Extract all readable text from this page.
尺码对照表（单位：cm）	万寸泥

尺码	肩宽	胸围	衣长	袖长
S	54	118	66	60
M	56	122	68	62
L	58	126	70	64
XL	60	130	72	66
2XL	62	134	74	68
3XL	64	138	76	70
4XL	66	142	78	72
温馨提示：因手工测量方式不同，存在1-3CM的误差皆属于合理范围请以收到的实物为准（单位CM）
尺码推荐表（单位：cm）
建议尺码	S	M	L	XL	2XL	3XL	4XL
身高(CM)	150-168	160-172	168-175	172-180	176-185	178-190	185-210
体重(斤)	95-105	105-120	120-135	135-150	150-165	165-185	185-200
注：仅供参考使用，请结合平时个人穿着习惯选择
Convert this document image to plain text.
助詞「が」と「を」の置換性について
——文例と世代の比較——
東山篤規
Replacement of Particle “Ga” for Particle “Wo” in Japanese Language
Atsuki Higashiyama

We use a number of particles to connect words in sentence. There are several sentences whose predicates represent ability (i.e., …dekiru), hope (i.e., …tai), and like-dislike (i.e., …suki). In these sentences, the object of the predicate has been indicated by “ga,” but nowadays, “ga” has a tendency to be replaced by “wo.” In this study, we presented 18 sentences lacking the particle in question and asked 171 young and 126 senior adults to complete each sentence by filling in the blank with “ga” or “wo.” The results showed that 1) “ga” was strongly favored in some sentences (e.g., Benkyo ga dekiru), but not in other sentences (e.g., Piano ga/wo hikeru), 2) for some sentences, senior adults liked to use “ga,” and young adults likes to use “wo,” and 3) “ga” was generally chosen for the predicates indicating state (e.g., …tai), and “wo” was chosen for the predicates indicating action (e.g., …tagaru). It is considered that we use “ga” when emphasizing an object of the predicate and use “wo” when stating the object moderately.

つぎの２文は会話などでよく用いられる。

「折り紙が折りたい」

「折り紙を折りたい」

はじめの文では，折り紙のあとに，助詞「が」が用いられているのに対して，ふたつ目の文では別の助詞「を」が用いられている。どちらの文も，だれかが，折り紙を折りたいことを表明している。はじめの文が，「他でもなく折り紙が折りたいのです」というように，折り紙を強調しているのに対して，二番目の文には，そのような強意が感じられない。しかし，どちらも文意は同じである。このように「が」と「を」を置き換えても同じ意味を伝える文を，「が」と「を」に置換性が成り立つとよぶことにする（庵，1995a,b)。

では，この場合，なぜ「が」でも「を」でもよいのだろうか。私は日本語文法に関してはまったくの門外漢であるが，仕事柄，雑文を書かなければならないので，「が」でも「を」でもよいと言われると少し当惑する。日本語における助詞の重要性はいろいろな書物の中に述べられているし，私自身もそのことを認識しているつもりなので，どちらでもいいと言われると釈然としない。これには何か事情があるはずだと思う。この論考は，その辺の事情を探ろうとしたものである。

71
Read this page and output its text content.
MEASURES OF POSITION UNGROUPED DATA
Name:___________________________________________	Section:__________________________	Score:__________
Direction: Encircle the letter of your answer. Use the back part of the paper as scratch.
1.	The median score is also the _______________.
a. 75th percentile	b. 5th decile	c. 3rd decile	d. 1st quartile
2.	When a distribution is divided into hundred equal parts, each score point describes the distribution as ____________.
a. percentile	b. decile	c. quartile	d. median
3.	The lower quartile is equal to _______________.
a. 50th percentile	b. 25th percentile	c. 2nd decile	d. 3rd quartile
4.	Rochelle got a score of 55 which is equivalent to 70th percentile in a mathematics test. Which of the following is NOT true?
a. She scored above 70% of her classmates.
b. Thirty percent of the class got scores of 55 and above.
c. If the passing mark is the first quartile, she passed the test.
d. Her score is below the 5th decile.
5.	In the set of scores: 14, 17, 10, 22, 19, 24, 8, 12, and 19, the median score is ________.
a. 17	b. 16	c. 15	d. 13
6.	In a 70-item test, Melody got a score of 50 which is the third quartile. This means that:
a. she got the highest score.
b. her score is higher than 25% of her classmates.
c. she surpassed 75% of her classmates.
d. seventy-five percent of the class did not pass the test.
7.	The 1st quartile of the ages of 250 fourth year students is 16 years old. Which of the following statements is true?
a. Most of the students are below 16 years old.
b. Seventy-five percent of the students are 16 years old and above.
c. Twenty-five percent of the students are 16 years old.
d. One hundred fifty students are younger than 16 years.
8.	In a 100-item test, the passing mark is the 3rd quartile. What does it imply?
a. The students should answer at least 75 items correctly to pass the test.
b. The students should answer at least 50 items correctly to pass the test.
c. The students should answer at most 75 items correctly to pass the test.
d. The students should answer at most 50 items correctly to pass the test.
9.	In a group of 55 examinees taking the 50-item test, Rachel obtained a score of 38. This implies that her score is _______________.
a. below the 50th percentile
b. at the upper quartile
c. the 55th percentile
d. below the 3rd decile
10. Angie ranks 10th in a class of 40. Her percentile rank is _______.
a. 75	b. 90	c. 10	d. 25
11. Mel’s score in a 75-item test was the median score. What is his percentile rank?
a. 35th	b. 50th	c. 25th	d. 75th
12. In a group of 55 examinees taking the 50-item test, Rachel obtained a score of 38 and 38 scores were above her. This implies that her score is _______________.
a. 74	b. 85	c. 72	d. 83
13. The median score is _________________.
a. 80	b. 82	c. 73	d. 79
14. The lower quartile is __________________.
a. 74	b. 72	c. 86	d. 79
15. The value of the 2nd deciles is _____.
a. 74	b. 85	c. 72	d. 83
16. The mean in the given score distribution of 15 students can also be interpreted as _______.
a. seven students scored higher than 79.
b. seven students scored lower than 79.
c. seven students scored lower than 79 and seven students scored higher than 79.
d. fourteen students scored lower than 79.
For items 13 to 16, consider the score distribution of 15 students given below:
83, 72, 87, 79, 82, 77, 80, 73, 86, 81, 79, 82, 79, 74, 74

──────────────────────────────

**YOUR TASK**
Pull out every line containing "Rachel".

**EXERCISE SOLUTION**
9.	In a group of 55 examinees taking the 50-item test, Rachel obtained a score of 38. This implies that her score is _______________.
12. In a group of 55 examinees taking the 50-item test, Rachel obtained a score of 38 and 38 scores were above her. This implies that her score is _______________.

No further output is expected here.